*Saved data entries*
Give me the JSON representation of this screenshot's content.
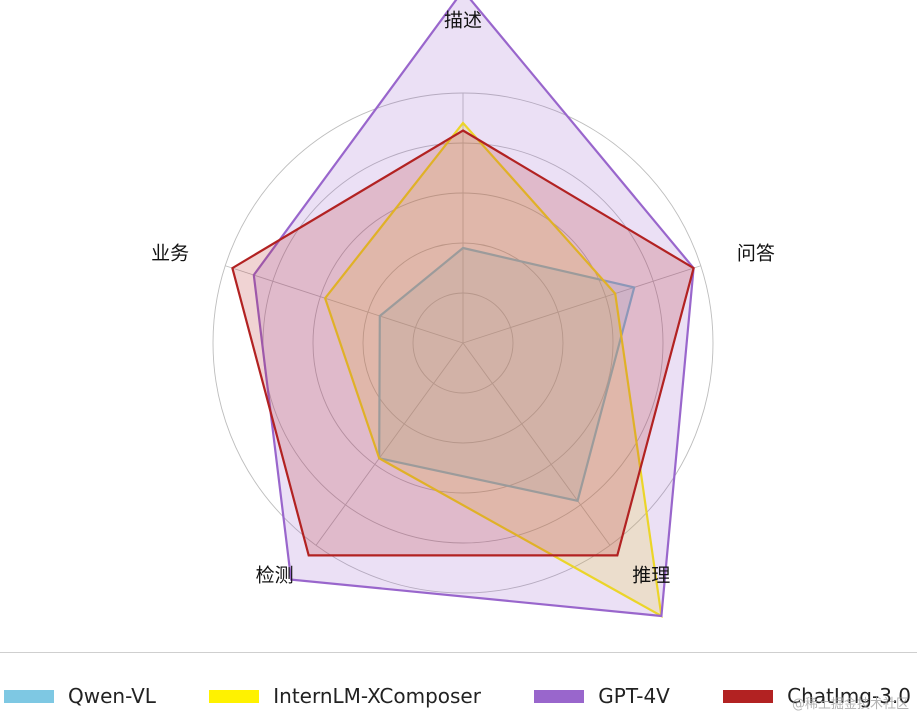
{
  "chart_data": {
    "type": "radar",
    "title": "",
    "axes": [
      "描述",
      "问答",
      "推理",
      "检测",
      "业务"
    ],
    "rmax": 100,
    "grid_levels": [
      20,
      40,
      60,
      80
    ],
    "grid": true,
    "legend_position": "bottom",
    "series": [
      {
        "name": "Qwen-VL",
        "color": "#7EC8E3",
        "values": [
          38,
          72,
          78,
          57,
          35
        ]
      },
      {
        "name": "InternLM-XComposer",
        "color": "#FFF200",
        "values": [
          88,
          64,
          135,
          57,
          58
        ]
      },
      {
        "name": "GPT-4V",
        "color": "#9966CC",
        "values": [
          141,
          97,
          135,
          117,
          88
        ]
      },
      {
        "name": "ChatImg-3.0",
        "color": "#B22222",
        "values": [
          85,
          97,
          105,
          105,
          97
        ]
      }
    ]
  },
  "watermark": "@稀土掘金技术社区"
}
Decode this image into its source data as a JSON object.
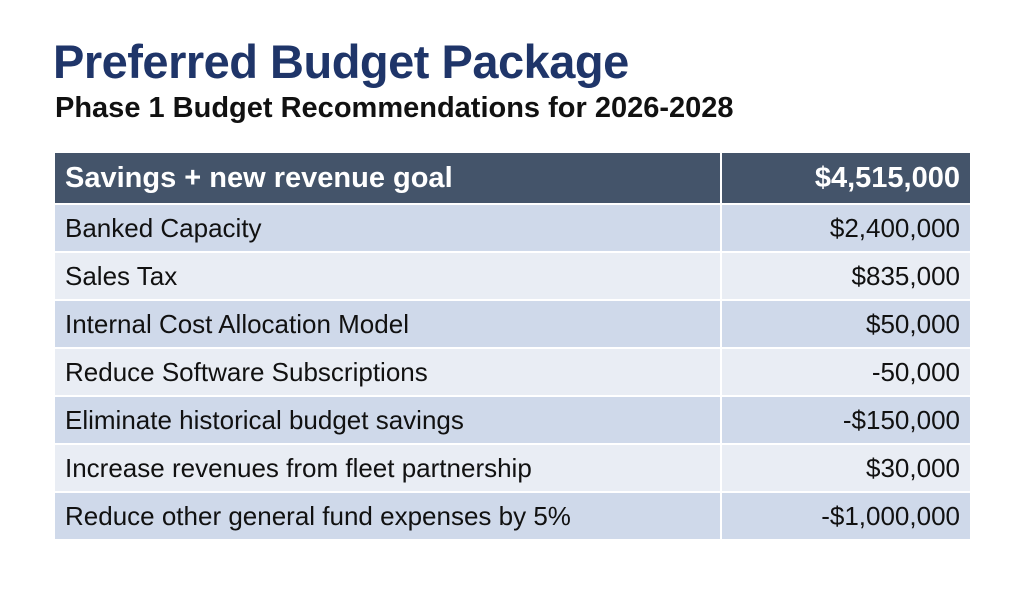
{
  "title": "Preferred Budget Package",
  "subtitle": "Phase 1 Budget Recommendations for 2026-2028",
  "table": {
    "header": {
      "label": "Savings + new revenue goal",
      "amount": "$4,515,000"
    },
    "rows": [
      {
        "label": "Banked Capacity",
        "amount": "$2,400,000"
      },
      {
        "label": "Sales Tax",
        "amount": "$835,000"
      },
      {
        "label": "Internal Cost Allocation Model",
        "amount": "$50,000"
      },
      {
        "label": "Reduce Software Subscriptions",
        "amount": "-50,000"
      },
      {
        "label": "Eliminate historical budget savings",
        "amount": "-$150,000"
      },
      {
        "label": "Increase revenues from fleet partnership",
        "amount": "$30,000"
      },
      {
        "label": "Reduce other general fund expenses by 5%",
        "amount": "-$1,000,000"
      }
    ]
  },
  "colors": {
    "title": "#1f3569",
    "header_bg": "#44546a",
    "row_dark": "#cfd9ea",
    "row_light": "#e9edf4"
  }
}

*Exercise goal*
Set down every record once more, word for word, without pictures.

*Output for this exercise*
Give me the JSON representation of this screenshot's content.
{
  "chart_data": {
    "type": "radar",
    "title": "",
    "axes": [
      "描述",
      "问答",
      "推理",
      "检测",
      "业务"
    ],
    "rmax": 100,
    "grid_levels": [
      20,
      40,
      60,
      80
    ],
    "grid": true,
    "legend_position": "bottom",
    "series": [
      {
        "name": "Qwen-VL",
        "color": "#7EC8E3",
        "values": [
          38,
          72,
          78,
          57,
          35
        ]
      },
      {
        "name": "InternLM-XComposer",
        "color": "#FFF200",
        "values": [
          88,
          64,
          135,
          57,
          58
        ]
      },
      {
        "name": "GPT-4V",
        "color": "#9966CC",
        "values": [
          141,
          97,
          135,
          117,
          88
        ]
      },
      {
        "name": "ChatImg-3.0",
        "color": "#B22222",
        "values": [
          85,
          97,
          105,
          105,
          97
        ]
      }
    ]
  },
  "watermark": "@稀土掘金技术社区"
}
Decode this image into its source data as a JSON object.
{
  "title": "Preferred Budget Package",
  "subtitle": "Phase 1 Budget Recommendations for 2026-2028",
  "table": {
    "header": {
      "label": "Savings + new revenue goal",
      "amount": "$4,515,000"
    },
    "rows": [
      {
        "label": "Banked Capacity",
        "amount": "$2,400,000"
      },
      {
        "label": "Sales Tax",
        "amount": "$835,000"
      },
      {
        "label": "Internal Cost Allocation Model",
        "amount": "$50,000"
      },
      {
        "label": "Reduce Software Subscriptions",
        "amount": "-50,000"
      },
      {
        "label": "Eliminate historical budget savings",
        "amount": "-$150,000"
      },
      {
        "label": "Increase revenues from fleet partnership",
        "amount": "$30,000"
      },
      {
        "label": "Reduce other general fund expenses by 5%",
        "amount": "-$1,000,000"
      }
    ]
  },
  "colors": {
    "title": "#1f3569",
    "header_bg": "#44546a",
    "row_dark": "#cfd9ea",
    "row_light": "#e9edf4"
  }
}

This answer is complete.